Retype every entry word for word.

******

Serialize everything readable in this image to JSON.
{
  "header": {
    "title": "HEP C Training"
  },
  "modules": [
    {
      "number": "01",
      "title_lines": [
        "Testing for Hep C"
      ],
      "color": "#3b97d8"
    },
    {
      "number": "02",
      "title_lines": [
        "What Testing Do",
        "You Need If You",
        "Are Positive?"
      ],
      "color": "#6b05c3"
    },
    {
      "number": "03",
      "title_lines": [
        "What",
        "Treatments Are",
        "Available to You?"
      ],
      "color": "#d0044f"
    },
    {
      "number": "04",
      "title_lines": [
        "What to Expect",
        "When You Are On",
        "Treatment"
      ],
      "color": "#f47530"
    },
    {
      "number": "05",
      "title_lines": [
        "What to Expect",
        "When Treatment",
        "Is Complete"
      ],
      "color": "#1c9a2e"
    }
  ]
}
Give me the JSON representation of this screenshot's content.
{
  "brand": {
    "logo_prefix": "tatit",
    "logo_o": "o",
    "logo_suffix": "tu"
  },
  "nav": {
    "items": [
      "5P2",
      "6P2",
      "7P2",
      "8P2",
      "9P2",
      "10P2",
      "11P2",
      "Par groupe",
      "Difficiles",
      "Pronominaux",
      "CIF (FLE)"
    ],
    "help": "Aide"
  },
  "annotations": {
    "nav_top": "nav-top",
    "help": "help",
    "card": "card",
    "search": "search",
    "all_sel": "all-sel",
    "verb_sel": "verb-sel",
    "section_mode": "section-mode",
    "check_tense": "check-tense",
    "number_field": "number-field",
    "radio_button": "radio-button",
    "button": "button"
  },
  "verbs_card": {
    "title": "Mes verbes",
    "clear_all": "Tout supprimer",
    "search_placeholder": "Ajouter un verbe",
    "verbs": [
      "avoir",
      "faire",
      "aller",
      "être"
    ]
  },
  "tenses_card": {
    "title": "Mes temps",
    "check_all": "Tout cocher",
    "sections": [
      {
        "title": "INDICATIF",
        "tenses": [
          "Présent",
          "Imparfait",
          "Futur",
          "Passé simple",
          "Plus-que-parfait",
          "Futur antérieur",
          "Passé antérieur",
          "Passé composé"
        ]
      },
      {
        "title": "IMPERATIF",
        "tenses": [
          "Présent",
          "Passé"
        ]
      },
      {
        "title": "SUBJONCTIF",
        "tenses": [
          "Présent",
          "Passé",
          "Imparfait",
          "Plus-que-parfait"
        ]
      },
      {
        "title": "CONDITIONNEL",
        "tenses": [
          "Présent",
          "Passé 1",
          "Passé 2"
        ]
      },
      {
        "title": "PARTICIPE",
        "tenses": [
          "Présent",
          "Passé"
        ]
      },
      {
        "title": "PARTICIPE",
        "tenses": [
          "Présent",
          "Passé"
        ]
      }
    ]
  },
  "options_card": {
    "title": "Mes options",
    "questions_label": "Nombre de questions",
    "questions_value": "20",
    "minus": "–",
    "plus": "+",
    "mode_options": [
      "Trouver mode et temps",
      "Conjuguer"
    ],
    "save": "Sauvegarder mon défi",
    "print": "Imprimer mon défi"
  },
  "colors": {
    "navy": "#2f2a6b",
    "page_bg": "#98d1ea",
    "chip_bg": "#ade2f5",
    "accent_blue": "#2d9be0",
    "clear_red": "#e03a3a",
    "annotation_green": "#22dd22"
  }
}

******

RESULT FOR THIS TASK:
Serialize everything readable in this image to JSON.
{
  "header": {
    "title": "HEP C Training"
  },
  "modules": [
    {
      "number": "01",
      "title_lines": [
        "Testing for Hep C"
      ],
      "color": "#3b97d8"
    },
    {
      "number": "02",
      "title_lines": [
        "What Testing Do",
        "You Need If You",
        "Are Positive?"
      ],
      "color": "#6b05c3"
    },
    {
      "number": "03",
      "title_lines": [
        "What",
        "Treatments Are",
        "Available to You?"
      ],
      "color": "#d0044f"
    },
    {
      "number": "04",
      "title_lines": [
        "What to Expect",
        "When You Are On",
        "Treatment"
      ],
      "color": "#f47530"
    },
    {
      "number": "05",
      "title_lines": [
        "What to Expect",
        "When Treatment",
        "Is Complete"
      ],
      "color": "#1c9a2e"
    }
  ]
}
Give me the JSON representation of this screenshot's content.
{
  "brand": {
    "logo_prefix": "tatit",
    "logo_o": "o",
    "logo_suffix": "tu"
  },
  "nav": {
    "items": [
      "5P2",
      "6P2",
      "7P2",
      "8P2",
      "9P2",
      "10P2",
      "11P2",
      "Par groupe",
      "Difficiles",
      "Pronominaux",
      "CIF (FLE)"
    ],
    "help": "Aide"
  },
  "annotations": {
    "nav_top": "nav-top",
    "help": "help",
    "card": "card",
    "search": "search",
    "all_sel": "all-sel",
    "verb_sel": "verb-sel",
    "section_mode": "section-mode",
    "check_tense": "check-tense",
    "number_field": "number-field",
    "radio_button": "radio-button",
    "button": "button"
  },
  "verbs_card": {
    "title": "Mes verbes",
    "clear_all": "Tout supprimer",
    "search_placeholder": "Ajouter un verbe",
    "verbs": [
      "avoir",
      "faire",
      "aller",
      "être"
    ]
  },
  "tenses_card": {
    "title": "Mes temps",
    "check_all": "Tout cocher",
    "sections": [
      {
        "title": "INDICATIF",
        "tenses": [
          "Présent",
          "Imparfait",
          "Futur",
          "Passé simple",
          "Plus-que-parfait",
          "Futur antérieur",
          "Passé antérieur",
          "Passé composé"
        ]
      },
      {
        "title": "IMPERATIF",
        "tenses": [
          "Présent",
          "Passé"
        ]
      },
      {
        "title": "SUBJONCTIF",
        "tenses": [
          "Présent",
          "Passé",
          "Imparfait",
          "Plus-que-parfait"
        ]
      },
      {
        "title": "CONDITIONNEL",
        "tenses": [
          "Présent",
          "Passé 1",
          "Passé 2"
        ]
      },
      {
        "title": "PARTICIPE",
        "tenses": [
          "Présent",
          "Passé"
        ]
      },
      {
        "title": "PARTICIPE",
        "tenses": [
          "Présent",
          "Passé"
        ]
      }
    ]
  },
  "options_card": {
    "title": "Mes options",
    "questions_label": "Nombre de questions",
    "questions_value": "20",
    "minus": "–",
    "plus": "+",
    "mode_options": [
      "Trouver mode et temps",
      "Conjuguer"
    ],
    "save": "Sauvegarder mon défi",
    "print": "Imprimer mon défi"
  },
  "colors": {
    "navy": "#2f2a6b",
    "page_bg": "#98d1ea",
    "chip_bg": "#ade2f5",
    "accent_blue": "#2d9be0",
    "clear_red": "#e03a3a",
    "annotation_green": "#22dd22"
  }
}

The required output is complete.